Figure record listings
##########
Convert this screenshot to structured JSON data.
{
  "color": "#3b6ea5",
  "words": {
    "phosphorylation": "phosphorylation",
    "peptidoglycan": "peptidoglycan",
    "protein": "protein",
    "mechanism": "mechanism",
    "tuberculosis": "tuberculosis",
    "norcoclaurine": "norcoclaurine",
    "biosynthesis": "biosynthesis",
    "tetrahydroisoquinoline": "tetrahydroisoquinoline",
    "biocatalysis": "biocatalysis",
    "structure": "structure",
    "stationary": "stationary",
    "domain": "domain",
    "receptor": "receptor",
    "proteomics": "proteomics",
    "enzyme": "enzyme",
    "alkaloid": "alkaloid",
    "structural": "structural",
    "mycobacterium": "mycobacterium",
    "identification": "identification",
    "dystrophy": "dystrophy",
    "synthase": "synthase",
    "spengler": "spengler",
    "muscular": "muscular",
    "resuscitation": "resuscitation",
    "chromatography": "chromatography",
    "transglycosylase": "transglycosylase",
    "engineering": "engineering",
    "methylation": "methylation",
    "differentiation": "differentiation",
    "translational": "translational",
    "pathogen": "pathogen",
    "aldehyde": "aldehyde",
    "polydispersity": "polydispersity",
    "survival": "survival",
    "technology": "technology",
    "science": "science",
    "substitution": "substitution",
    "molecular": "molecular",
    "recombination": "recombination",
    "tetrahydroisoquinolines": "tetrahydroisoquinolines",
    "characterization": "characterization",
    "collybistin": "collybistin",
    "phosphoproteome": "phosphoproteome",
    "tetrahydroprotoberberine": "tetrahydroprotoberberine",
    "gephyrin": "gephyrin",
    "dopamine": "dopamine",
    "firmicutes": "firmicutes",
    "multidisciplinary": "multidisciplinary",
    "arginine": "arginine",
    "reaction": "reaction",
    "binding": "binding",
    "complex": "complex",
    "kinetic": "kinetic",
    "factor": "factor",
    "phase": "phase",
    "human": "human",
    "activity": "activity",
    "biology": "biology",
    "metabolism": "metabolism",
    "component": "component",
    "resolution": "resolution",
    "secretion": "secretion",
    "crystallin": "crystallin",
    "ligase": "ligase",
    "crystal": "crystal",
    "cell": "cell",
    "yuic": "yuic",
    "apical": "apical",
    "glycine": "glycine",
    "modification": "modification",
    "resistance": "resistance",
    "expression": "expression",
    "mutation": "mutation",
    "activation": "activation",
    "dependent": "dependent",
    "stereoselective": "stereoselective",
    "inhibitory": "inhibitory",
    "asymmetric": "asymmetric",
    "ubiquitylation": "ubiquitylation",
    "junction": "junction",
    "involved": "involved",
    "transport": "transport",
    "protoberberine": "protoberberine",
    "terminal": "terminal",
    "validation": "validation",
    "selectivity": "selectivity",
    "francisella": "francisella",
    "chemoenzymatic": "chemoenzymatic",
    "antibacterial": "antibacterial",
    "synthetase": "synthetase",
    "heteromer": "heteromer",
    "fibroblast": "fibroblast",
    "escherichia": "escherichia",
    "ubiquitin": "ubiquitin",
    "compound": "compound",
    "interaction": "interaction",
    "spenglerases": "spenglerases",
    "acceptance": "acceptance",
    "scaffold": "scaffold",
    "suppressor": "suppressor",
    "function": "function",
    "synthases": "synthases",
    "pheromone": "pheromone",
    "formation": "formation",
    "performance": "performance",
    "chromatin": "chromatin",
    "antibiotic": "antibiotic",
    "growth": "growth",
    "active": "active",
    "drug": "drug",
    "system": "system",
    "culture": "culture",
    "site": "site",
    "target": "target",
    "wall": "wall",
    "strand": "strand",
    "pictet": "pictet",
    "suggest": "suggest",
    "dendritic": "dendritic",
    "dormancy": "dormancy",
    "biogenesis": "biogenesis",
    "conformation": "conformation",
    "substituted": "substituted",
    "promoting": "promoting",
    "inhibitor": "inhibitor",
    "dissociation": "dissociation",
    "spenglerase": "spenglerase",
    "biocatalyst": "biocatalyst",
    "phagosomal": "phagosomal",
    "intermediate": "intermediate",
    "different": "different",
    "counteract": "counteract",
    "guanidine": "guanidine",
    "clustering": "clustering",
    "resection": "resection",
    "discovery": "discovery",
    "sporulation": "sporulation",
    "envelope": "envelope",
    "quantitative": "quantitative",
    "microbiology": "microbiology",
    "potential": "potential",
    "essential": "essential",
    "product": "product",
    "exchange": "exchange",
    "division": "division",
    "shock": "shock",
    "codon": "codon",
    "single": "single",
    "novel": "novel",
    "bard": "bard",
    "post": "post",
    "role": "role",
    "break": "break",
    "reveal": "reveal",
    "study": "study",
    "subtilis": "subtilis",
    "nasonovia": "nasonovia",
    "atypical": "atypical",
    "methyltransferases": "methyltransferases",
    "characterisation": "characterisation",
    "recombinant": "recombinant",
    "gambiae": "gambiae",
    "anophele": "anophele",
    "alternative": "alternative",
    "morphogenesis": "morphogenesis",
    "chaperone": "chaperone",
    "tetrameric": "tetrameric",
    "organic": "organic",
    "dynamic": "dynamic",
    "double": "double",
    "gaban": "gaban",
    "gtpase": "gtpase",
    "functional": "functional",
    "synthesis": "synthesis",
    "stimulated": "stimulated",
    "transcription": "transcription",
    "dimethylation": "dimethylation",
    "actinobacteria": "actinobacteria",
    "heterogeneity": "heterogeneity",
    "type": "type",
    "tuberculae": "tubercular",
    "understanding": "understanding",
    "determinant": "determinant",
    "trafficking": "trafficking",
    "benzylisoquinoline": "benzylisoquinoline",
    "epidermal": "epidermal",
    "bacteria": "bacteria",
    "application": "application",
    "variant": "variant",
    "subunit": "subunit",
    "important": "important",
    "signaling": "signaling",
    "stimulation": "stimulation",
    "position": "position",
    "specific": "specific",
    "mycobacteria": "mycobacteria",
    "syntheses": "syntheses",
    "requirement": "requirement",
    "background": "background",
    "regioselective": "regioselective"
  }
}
##########
## Required action
Type the data out again, exactly.

## The completed task
Convert this screenshot to structured JSON data.
{
  "color": "#3b6ea5",
  "words": {
    "phosphorylation": "phosphorylation",
    "peptidoglycan": "peptidoglycan",
    "protein": "protein",
    "mechanism": "mechanism",
    "tuberculosis": "tuberculosis",
    "norcoclaurine": "norcoclaurine",
    "biosynthesis": "biosynthesis",
    "tetrahydroisoquinoline": "tetrahydroisoquinoline",
    "biocatalysis": "biocatalysis",
    "structure": "structure",
    "stationary": "stationary",
    "domain": "domain",
    "receptor": "receptor",
    "proteomics": "proteomics",
    "enzyme": "enzyme",
    "alkaloid": "alkaloid",
    "structural": "structural",
    "mycobacterium": "mycobacterium",
    "identification": "identification",
    "dystrophy": "dystrophy",
    "synthase": "synthase",
    "spengler": "spengler",
    "muscular": "muscular",
    "resuscitation": "resuscitation",
    "chromatography": "chromatography",
    "transglycosylase": "transglycosylase",
    "engineering": "engineering",
    "methylation": "methylation",
    "differentiation": "differentiation",
    "translational": "translational",
    "pathogen": "pathogen",
    "aldehyde": "aldehyde",
    "polydispersity": "polydispersity",
    "survival": "survival",
    "technology": "technology",
    "science": "science",
    "substitution": "substitution",
    "molecular": "molecular",
    "recombination": "recombination",
    "tetrahydroisoquinolines": "tetrahydroisoquinolines",
    "characterization": "characterization",
    "collybistin": "collybistin",
    "phosphoproteome": "phosphoproteome",
    "tetrahydroprotoberberine": "tetrahydroprotoberberine",
    "gephyrin": "gephyrin",
    "dopamine": "dopamine",
    "firmicutes": "firmicutes",
    "multidisciplinary": "multidisciplinary",
    "arginine": "arginine",
    "reaction": "reaction",
    "binding": "binding",
    "complex": "complex",
    "kinetic": "kinetic",
    "factor": "factor",
    "phase": "phase",
    "human": "human",
    "activity": "activity",
    "biology": "biology",
    "metabolism": "metabolism",
    "component": "component",
    "resolution": "resolution",
    "secretion": "secretion",
    "crystallin": "crystallin",
    "ligase": "ligase",
    "crystal": "crystal",
    "cell": "cell",
    "yuic": "yuic",
    "apical": "apical",
    "glycine": "glycine",
    "modification": "modification",
    "resistance": "resistance",
    "expression": "expression",
    "mutation": "mutation",
    "activation": "activation",
    "dependent": "dependent",
    "stereoselective": "stereoselective",
    "inhibitory": "inhibitory",
    "asymmetric": "asymmetric",
    "ubiquitylation": "ubiquitylation",
    "junction": "junction",
    "involved": "involved",
    "transport": "transport",
    "protoberberine": "protoberberine",
    "terminal": "terminal",
    "validation": "validation",
    "selectivity": "selectivity",
    "francisella": "francisella",
    "chemoenzymatic": "chemoenzymatic",
    "antibacterial": "antibacterial",
    "synthetase": "synthetase",
    "heteromer": "heteromer",
    "fibroblast": "fibroblast",
    "escherichia": "escherichia",
    "ubiquitin": "ubiquitin",
    "compound": "compound",
    "interaction": "interaction",
    "spenglerases": "spenglerases",
    "acceptance": "acceptance",
    "scaffold": "scaffold",
    "suppressor": "suppressor",
    "function": "function",
    "synthases": "synthases",
    "pheromone": "pheromone",
    "formation": "formation",
    "performance": "performance",
    "chromatin": "chromatin",
    "antibiotic": "antibiotic",
    "growth": "growth",
    "active": "active",
    "drug": "drug",
    "system": "system",
    "culture": "culture",
    "site": "site",
    "target": "target",
    "wall": "wall",
    "strand": "strand",
    "pictet": "pictet",
    "suggest": "suggest",
    "dendritic": "dendritic",
    "dormancy": "dormancy",
    "biogenesis": "biogenesis",
    "conformation": "conformation",
    "substituted": "substituted",
    "promoting": "promoting",
    "inhibitor": "inhibitor",
    "dissociation": "dissociation",
    "spenglerase": "spenglerase",
    "biocatalyst": "biocatalyst",
    "phagosomal": "phagosomal",
    "intermediate": "intermediate",
    "different": "different",
    "counteract": "counteract",
    "guanidine": "guanidine",
    "clustering": "clustering",
    "resection": "resection",
    "discovery": "discovery",
    "sporulation": "sporulation",
    "envelope": "envelope",
    "quantitative": "quantitative",
    "microbiology": "microbiology",
    "potential": "potential",
    "essential": "essential",
    "product": "product",
    "exchange": "exchange",
    "division": "division",
    "shock": "shock",
    "codon": "codon",
    "single": "single",
    "novel": "novel",
    "bard": "bard",
    "post": "post",
    "role": "role",
    "break": "break",
    "reveal": "reveal",
    "study": "study",
    "subtilis": "subtilis",
    "nasonovia": "nasonovia",
    "atypical": "atypical",
    "methyltransferases": "methyltransferases",
    "characterisation": "characterisation",
    "recombinant": "recombinant",
    "gambiae": "gambiae",
    "anophele": "anophele",
    "alternative": "alternative",
    "morphogenesis": "morphogenesis",
    "chaperone": "chaperone",
    "tetrameric": "tetrameric",
    "organic": "organic",
    "dynamic": "dynamic",
    "double": "double",
    "gaban": "gaban",
    "gtpase": "gtpase",
    "functional": "functional",
    "synthesis": "synthesis",
    "stimulated": "stimulated",
    "transcription": "transcription",
    "dimethylation": "dimethylation",
    "actinobacteria": "actinobacteria",
    "heterogeneity": "heterogeneity",
    "type": "type",
    "tuberculae": "tubercular",
    "understanding": "understanding",
    "determinant": "determinant",
    "trafficking": "trafficking",
    "benzylisoquinoline": "benzylisoquinoline",
    "epidermal": "epidermal",
    "bacteria": "bacteria",
    "application": "application",
    "variant": "variant",
    "subunit": "subunit",
    "important": "important",
    "signaling": "signaling",
    "stimulation": "stimulation",
    "position": "position",
    "specific": "specific",
    "mycobacteria": "mycobacteria",
    "syntheses": "syntheses",
    "requirement": "requirement",
    "background": "background",
    "regioselective": "regioselective"
  }
}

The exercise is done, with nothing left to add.